Data listing:
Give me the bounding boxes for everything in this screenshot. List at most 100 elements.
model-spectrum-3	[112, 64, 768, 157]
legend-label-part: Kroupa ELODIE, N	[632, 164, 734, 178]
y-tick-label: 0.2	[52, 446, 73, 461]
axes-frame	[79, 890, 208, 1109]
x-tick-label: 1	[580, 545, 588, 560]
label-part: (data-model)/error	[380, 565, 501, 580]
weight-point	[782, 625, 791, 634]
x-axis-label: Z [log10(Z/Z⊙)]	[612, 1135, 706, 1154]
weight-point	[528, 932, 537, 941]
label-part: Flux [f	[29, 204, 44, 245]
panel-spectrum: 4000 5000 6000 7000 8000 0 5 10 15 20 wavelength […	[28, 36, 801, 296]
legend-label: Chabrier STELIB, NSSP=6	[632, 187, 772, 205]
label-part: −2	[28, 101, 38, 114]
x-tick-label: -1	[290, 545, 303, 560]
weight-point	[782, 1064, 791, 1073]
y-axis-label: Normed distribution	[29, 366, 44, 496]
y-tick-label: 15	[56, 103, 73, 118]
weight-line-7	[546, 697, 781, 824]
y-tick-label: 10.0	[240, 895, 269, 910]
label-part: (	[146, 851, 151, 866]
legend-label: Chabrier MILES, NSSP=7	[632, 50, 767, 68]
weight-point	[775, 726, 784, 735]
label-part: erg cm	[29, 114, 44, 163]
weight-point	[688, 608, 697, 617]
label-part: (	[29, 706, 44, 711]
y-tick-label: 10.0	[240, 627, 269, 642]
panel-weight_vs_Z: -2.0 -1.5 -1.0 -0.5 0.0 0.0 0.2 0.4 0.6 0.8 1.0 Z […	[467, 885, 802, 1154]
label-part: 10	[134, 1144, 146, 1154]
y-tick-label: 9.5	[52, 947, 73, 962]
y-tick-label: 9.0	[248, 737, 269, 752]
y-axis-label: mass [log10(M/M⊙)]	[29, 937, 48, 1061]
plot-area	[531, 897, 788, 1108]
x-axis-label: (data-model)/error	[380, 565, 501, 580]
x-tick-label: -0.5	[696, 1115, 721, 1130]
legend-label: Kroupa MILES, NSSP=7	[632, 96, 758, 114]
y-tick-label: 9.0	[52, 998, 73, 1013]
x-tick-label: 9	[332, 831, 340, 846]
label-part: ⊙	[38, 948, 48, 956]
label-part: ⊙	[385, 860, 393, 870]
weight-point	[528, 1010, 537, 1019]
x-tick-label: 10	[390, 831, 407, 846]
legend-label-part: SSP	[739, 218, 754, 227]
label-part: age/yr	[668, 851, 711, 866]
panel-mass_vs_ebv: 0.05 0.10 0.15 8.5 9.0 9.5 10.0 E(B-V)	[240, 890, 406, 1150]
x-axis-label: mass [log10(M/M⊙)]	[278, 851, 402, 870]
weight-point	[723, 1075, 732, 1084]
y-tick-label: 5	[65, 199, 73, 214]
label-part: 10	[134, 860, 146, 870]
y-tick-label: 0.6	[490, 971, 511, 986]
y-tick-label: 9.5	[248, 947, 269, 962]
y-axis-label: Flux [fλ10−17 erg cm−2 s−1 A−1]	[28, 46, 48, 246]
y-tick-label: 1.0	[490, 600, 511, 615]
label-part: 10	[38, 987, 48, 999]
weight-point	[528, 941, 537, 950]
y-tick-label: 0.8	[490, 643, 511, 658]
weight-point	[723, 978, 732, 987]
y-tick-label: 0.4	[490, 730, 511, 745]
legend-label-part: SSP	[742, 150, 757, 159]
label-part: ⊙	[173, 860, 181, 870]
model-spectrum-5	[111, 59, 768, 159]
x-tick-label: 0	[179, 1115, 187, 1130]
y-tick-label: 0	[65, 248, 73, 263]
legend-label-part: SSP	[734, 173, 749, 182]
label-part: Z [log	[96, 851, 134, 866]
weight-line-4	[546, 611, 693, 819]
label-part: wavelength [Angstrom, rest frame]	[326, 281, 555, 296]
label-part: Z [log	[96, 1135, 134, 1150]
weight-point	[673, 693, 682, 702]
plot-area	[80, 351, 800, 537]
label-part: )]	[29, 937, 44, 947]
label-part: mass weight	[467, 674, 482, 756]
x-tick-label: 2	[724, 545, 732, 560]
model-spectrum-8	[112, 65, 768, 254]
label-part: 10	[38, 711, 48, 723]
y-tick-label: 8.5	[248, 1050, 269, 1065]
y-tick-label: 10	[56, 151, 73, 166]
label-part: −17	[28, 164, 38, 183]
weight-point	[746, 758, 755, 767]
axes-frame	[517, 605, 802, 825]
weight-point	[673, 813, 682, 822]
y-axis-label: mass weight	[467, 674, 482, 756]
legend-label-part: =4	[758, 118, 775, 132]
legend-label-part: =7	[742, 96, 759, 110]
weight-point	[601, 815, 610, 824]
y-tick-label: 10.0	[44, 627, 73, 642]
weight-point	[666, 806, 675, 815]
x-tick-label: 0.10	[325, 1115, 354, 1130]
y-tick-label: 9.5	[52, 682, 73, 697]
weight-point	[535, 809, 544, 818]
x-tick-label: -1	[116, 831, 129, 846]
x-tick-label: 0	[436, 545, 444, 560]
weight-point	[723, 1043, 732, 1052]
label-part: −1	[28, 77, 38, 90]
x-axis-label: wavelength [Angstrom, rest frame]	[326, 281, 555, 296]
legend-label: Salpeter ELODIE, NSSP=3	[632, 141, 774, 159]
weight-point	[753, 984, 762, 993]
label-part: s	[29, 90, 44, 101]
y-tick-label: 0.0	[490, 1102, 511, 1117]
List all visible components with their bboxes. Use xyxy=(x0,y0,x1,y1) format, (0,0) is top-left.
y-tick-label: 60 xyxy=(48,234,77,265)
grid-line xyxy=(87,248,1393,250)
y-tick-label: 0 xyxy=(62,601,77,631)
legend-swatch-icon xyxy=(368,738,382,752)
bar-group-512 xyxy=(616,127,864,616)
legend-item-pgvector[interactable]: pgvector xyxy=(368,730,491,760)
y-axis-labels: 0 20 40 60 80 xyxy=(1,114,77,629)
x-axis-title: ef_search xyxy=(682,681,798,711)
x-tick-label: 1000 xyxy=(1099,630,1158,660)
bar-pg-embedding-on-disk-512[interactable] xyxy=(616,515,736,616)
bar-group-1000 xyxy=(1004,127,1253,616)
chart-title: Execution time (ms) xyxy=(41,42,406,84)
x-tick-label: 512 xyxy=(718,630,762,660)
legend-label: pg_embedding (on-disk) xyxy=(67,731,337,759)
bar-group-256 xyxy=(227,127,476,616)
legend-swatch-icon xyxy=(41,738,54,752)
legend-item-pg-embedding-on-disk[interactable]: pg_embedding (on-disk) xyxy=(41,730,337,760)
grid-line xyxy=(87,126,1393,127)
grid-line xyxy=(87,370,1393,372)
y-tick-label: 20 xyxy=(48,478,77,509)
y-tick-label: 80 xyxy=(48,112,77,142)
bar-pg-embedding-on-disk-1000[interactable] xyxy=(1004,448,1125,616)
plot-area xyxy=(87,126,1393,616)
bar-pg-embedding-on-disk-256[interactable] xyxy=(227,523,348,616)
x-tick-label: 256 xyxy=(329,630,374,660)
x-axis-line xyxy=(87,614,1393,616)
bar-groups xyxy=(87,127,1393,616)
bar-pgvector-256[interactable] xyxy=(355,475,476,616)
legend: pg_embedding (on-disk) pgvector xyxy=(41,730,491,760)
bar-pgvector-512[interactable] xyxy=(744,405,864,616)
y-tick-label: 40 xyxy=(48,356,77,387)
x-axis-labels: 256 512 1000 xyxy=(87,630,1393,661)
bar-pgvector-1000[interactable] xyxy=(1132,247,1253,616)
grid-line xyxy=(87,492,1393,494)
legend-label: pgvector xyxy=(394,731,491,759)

* _GOAL_
How many lines above contain the string "rest", case-sensitive? Reply with the number only.

* _WORKED ANSWER_
2